LISTED ENTRIES:
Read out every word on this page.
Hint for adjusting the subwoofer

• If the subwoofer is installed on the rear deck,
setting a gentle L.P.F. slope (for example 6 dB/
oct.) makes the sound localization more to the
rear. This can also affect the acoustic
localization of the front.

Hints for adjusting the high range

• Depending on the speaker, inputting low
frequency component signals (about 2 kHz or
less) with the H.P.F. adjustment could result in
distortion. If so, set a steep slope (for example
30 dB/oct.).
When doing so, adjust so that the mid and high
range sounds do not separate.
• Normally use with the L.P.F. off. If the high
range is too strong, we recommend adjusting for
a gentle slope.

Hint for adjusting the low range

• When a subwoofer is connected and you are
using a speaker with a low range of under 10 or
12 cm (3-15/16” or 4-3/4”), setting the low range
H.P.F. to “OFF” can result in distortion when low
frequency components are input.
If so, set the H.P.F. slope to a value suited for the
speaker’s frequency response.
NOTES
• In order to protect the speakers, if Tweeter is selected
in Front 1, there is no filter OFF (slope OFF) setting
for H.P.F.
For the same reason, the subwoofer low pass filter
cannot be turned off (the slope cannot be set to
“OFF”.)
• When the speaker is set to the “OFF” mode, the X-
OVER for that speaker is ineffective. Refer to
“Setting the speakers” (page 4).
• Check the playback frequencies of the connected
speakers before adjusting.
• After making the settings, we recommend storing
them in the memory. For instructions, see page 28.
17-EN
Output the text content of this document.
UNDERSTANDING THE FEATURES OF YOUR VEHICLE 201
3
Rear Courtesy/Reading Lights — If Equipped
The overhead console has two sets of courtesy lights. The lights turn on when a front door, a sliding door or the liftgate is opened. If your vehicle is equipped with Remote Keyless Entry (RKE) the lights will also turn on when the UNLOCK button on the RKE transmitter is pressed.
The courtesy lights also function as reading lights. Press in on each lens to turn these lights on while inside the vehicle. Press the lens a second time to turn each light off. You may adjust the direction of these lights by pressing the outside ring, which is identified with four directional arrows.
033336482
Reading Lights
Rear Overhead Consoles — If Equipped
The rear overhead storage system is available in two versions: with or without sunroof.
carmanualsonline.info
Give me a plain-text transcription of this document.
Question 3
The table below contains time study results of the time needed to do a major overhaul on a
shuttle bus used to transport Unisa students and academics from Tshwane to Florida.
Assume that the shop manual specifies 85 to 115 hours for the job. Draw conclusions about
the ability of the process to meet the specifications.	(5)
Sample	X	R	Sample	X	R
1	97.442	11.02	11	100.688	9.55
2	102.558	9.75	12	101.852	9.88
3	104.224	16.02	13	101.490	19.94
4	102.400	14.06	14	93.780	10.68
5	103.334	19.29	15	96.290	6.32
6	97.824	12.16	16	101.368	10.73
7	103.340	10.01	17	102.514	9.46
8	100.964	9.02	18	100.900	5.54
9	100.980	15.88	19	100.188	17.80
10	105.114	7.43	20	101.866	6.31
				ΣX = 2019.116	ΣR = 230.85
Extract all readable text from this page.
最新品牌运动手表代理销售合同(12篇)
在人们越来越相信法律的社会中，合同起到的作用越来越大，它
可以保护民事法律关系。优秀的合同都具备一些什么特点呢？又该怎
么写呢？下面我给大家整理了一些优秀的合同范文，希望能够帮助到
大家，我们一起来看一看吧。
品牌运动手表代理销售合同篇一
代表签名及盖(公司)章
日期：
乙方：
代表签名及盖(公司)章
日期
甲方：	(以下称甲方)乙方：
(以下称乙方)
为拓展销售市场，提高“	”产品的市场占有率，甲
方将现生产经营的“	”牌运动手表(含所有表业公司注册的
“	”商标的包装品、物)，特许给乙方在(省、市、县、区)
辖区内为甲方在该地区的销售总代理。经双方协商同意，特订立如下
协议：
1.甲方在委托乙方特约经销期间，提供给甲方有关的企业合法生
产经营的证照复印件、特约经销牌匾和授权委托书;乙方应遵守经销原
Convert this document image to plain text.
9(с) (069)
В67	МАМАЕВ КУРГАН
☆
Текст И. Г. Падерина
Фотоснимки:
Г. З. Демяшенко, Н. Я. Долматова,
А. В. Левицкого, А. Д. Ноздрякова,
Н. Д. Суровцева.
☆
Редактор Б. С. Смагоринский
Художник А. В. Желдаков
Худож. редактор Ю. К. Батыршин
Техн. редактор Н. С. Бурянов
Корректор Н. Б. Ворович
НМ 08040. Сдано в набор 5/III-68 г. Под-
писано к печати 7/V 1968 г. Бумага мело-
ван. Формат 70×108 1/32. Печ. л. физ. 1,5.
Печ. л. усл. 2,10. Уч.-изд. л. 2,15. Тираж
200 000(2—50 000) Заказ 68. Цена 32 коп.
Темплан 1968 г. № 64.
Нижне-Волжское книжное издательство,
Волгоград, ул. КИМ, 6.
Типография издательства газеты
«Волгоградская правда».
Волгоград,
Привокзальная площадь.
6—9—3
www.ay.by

TASK REQUIREMENTS: Return every line of the preceding records in which the word "filter" appears.

COMPLETE OUTPUT:
in Front 1, there is no filter OFF (slope OFF) setting
For the same reason, the subwoofer low pass filter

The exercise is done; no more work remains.